Passage provided ▸
= = = = = = =

Friday 20 September 2013

India's Perfect Storm - And Its Likely Aftermath

India is facing a perfect storm from a combination of political, social and economic crises that are rapidly converging and have already begun to have an impact.

The political and economic crises are more tangible, but their resolution will be comparatively simpler. It is the social crisis that will have a much heavier long-term cost.

India's political landscape is fractured. 1984 was the last year when a general election resulted in a single party winning an absolute majority. Since 1989, elections have thrown up hung parliaments and only coalition governments have been the norm. The splintering continues unabated. Although disenchantment with the UPA coalition government has never been higher, there are strong doubts about whether the opposing NDA coalition will succeed in winning enough seats and allies to obtain a parliamentary majority and form the government. It is likely that the hung parliament that emerges after the 2014 election will be so badly splintered and (more importantly) irreconcilably divided that a government may not emerge. If one does, it will probably not last long, and fresh elections may need to be called mid-term, with no guarantee of a more stable result. In some ways, the election will probably clear the air by showing the vocal urban right-wing minority just how much of a minority it really is, but in other ways, the poisonous hatred between political groupings will only intensify.

There are mixed signals on the economy, whose heady 9% growth of just a few years ago has now slowed to about half that value, and I am not enough of an economics heavyweight to sift through the noise and form an independent opinion. In blunt terms, one opinion is that India is stuffed, and without drastic reforms that take place very quickly, is doomed to remain a poor country for the foreseeable future. The other viewpoint is that a whole swag of infrastructure projects is already in the works, and when these start to come on-line in the next 3 to 5 years, growth will improve and establish itself at a permanently higher level. As I said, I have no independent means to say which viewpoint is correct.

The third area, the social front, is where I am most concerned. The recent riots in Muzaffarnagar are disturbing, because they are a watershed. They were politically engineered of course, as all good riots are, but this one is probably the first to occur in a rural area. Communal riots have generally taken place in urban areas, usually in lower- to lower middle-class localities, where social cohesion between recent migrants has never been high. This riot has shown, disturbingly, how easy it is to sunder the more cohesive fabric of the hinterland as well. I have the uneasy feeling that a line has been crossed somewhere, and India will never be the same again. I can sense the bottomless sense of insecurity that a Muslim would now feel in post-Muzaffarnagar India. The Indian Muslim's native land has suddenly become an alien land. This India will suffer the negative effects of widespread minority insecurity for many decades. And it was totally unnecessary.

There is a way out of the political and economic logjam. That is to make the centre less relevant. The way government financing works today is untenable and cannot continue. I have the following information from a very knowledgeable friend and old classmate:

a.  70% of all tax revenues collected go to the Centre. All the states share the remaining 30%.  This is as per a Constitution mandated Finance Commission.
b.  The centre during our socialist era under a strong Mrs Indira Gandhi used this money leverage to kill state leadership and play power politics. But since the 70s, her Congress party has been vanquished in several states.
c. The tax sources for states primarily revolve around real estate taxes, octroi and excise duty (euphemism for booze). So states that have gone outside of government sources to do stuff, have typically leveraged land - e.g., Gujarat, Tamil Nadu, Rajasthan. Other than land and waiving taxes there is not much they can do, money wise.

= = = = = = =

Set exercise ▸
Please extend the post on India's converging political, economic and social crises, picking up right after its final sentence. The entries that follow have no connection to the post about India's converging crises.

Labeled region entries

= = = = = = =

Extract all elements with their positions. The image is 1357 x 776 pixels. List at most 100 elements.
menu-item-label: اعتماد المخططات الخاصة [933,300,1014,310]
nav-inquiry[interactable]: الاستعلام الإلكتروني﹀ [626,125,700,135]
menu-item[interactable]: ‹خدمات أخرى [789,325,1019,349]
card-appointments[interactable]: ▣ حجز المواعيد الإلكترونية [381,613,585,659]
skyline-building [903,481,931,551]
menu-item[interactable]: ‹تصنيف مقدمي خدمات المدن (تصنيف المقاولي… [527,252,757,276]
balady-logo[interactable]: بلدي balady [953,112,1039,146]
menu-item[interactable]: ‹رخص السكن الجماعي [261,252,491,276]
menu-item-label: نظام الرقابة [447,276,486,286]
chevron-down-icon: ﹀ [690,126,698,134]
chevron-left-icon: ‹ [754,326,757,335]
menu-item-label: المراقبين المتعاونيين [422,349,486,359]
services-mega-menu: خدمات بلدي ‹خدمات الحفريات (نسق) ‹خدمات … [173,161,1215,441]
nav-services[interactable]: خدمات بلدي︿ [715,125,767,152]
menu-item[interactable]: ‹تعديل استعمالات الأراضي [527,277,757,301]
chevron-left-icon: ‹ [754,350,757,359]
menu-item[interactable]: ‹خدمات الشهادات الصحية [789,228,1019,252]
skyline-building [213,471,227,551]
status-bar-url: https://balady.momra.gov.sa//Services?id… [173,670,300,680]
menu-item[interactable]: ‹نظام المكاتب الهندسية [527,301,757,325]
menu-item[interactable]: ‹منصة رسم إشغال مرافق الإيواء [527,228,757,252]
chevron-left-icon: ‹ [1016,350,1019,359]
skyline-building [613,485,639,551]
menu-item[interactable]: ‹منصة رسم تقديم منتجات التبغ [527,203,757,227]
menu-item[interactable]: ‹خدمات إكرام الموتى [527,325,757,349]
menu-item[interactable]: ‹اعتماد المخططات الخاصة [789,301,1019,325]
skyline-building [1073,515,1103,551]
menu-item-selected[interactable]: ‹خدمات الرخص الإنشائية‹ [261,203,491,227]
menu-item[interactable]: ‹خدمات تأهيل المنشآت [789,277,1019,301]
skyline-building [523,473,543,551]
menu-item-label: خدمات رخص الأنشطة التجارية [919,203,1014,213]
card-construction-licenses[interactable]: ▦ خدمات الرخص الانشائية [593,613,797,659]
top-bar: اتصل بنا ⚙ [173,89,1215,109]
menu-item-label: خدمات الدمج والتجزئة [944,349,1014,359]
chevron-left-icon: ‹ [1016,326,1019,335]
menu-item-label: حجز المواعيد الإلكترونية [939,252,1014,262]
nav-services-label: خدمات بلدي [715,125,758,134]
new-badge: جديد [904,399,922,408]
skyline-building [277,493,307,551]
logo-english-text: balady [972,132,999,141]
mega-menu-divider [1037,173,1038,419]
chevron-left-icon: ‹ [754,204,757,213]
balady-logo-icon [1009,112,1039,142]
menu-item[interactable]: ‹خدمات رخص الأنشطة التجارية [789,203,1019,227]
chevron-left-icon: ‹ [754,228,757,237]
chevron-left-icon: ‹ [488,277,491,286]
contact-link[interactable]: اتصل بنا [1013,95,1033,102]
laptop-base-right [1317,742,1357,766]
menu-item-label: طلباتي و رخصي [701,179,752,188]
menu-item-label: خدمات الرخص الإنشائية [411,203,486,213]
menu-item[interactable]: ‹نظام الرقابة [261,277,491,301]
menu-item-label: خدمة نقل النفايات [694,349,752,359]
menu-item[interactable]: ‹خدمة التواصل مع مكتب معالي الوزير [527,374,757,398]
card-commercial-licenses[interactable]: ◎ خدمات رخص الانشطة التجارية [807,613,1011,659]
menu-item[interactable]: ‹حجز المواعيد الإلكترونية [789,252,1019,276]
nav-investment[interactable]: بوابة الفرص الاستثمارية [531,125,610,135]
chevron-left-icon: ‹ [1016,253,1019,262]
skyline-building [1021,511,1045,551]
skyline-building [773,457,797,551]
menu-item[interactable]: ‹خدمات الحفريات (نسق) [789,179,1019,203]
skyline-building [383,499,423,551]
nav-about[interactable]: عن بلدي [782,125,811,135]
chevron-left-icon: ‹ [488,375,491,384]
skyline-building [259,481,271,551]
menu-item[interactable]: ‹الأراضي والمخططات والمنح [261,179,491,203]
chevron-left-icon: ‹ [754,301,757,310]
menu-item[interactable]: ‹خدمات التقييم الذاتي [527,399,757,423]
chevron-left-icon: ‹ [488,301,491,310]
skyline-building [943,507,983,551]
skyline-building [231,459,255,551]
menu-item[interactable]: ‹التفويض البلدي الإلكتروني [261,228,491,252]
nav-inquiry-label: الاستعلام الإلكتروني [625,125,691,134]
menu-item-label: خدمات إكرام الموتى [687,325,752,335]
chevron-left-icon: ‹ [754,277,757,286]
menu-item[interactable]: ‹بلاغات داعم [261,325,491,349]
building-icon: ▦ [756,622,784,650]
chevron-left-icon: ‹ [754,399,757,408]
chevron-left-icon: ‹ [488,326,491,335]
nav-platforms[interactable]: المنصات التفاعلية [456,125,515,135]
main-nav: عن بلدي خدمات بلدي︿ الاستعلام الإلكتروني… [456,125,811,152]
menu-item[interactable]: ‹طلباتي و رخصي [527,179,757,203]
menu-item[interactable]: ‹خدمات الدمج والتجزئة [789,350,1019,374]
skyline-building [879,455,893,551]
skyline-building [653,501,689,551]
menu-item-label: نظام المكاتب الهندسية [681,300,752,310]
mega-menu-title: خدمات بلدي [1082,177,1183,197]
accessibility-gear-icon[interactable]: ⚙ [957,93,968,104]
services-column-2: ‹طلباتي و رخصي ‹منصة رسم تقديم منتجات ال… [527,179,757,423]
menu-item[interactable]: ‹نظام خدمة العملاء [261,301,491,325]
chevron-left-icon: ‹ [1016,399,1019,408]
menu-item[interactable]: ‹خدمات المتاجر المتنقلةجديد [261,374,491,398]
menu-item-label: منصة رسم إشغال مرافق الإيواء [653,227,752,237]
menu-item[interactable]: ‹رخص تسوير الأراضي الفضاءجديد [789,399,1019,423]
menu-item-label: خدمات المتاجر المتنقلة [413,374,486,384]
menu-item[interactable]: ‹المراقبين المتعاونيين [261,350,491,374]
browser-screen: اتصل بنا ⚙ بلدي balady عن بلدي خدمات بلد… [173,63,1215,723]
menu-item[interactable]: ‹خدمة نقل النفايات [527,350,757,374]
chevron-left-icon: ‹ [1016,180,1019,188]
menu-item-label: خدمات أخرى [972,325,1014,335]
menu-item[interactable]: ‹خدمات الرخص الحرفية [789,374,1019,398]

= = = = = = =

Task output ▸
d.  States can't borrow directly on their own books - they don't have a revenue base worth talking about and don't run surpluses, by and large. All big foreign aid has to be approved through the Central government's Ministry of Finance. 
I wrote before that India's salvation would be a true federation of states, where states have much more power and autonomy vis-a-vis the centre. In that post, I neglected to mention financing arrangements, because I did not have my friend's depth of knowledge. After reading his inputs, I believe the regional parties must get together in the next parliament, and regardless of other affiliations, vote for an amendment to the constitution to give the states more financial independence. A part of all tax revenue collected should compulsorily go to the state where the revenue was generated. The states should also be free to solicit and get funding from overseas sources without having to go through the central government. This will free them from political interference. When the states compete for investment, the free-market energies that have been shackled by decades of socialistic central planning (which was needed in the early stages of development) will be unleashed.

Which party forms the government at the centre and who becomes prime minister will then be much less relevant to the daily life of the average citizen, because the centre's role in daily life will have been much diminished. Smaller states, each with financial and political autonomy, closer to the local people and more accountable, will become more efficient units of governance that will deliver quality of life improvements much faster. [I remember a relative from the US telling me that in any US state, "the governor is at least ten times bigger than the president."]

That single change could solve India's political and economic problems within a couple of years and place the country on a permanently faster path to growth and prosperity.

Which leaves us with the serious social problem. I blame the Congress party for pandering to Muslim leaders (as opposed to instituting measures to improve the life of the average Muslim). I also blame the Hindutva parties for stoking a problem that they cannot resolve, which will benefit them electorally but cost the country dearly. Together, their short-sightedness has seriously damaged India's social fabric and will continue to do so.

India has a significant Muslim minority of 15%, or about 180 million people. Any sensible and realistic person will see at once that such a large minority cannot be wished away by any means, no matter how fascist one's rhetoric may be (e.g., "let them all go to Pakistan", "drive them into the Arabian Sea", etc.) Coexistence is the only practical way forward. For coexistence to be viable in the long term, what is needed is a strong system of social justice, civil rights and fairness in all dealings by the state (government and judiciary). And this should have been easy, since India's diverse society has been inherently predisposed to coexisting. On the ground, there has been remarkable social cohesion between the communities, otherwise for a population of this size, there should have been widespread and bloody clashes occurring every day with a death toll going into the hundreds of thousands. The fact that violent incidents are so few and far between means that there is no inherent social tension.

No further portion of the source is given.